WRITTEN EXERCISE: Gather the lines below that include the string "boundary", copying each in full.

RECORDS FOR THE EXERCISE:
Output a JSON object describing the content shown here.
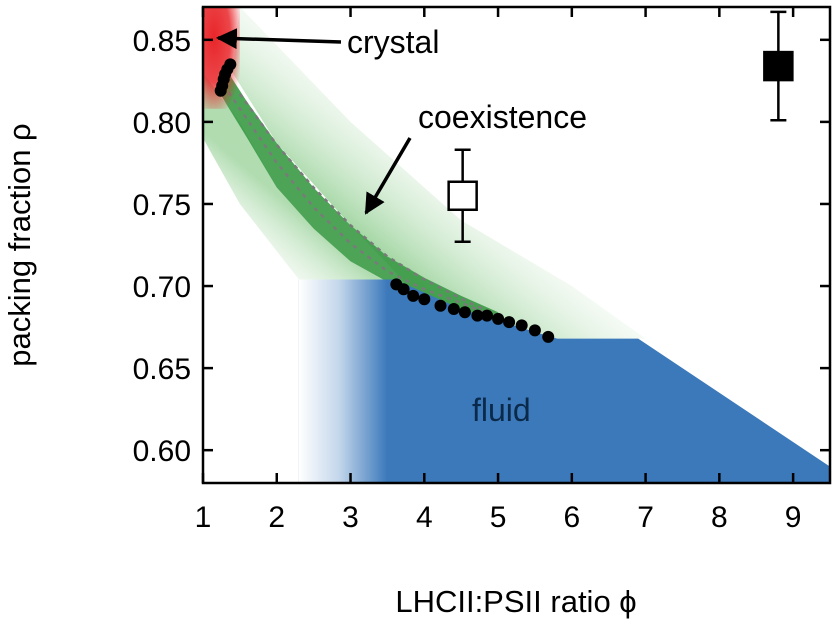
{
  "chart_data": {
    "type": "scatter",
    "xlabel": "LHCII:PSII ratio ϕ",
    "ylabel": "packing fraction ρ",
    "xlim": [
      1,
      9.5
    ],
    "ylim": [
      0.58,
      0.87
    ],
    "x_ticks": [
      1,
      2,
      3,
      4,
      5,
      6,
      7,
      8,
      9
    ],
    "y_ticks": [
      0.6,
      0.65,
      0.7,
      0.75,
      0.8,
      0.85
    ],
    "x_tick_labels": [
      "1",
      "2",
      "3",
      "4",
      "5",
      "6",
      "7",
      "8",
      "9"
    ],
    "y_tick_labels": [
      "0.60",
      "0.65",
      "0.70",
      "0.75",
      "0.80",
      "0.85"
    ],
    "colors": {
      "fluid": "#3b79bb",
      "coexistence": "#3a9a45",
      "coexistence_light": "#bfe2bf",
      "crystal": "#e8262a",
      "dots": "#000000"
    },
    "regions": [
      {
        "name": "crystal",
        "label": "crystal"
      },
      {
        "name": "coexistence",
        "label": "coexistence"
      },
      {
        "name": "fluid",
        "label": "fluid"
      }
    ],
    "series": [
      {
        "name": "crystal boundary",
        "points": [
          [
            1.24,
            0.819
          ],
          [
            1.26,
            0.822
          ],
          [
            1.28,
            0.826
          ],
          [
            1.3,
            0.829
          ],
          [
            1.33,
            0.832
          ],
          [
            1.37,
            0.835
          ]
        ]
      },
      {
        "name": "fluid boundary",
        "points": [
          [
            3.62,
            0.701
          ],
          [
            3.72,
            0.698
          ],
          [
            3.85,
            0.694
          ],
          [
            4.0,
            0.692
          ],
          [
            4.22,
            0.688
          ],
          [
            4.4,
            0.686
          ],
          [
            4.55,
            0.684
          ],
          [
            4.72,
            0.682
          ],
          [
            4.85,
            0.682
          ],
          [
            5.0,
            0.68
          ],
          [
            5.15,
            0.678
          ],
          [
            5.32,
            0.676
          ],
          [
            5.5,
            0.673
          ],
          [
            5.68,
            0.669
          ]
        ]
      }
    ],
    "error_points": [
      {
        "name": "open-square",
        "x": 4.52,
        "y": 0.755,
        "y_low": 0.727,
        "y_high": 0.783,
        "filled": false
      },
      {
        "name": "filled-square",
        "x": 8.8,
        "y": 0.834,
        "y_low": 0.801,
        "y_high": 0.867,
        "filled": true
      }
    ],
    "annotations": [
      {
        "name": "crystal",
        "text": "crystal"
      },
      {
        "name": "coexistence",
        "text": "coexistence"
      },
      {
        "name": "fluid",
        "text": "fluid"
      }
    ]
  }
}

SOLUTION BELOW:
        "name": "crystal boundary",
        "name": "fluid boundary",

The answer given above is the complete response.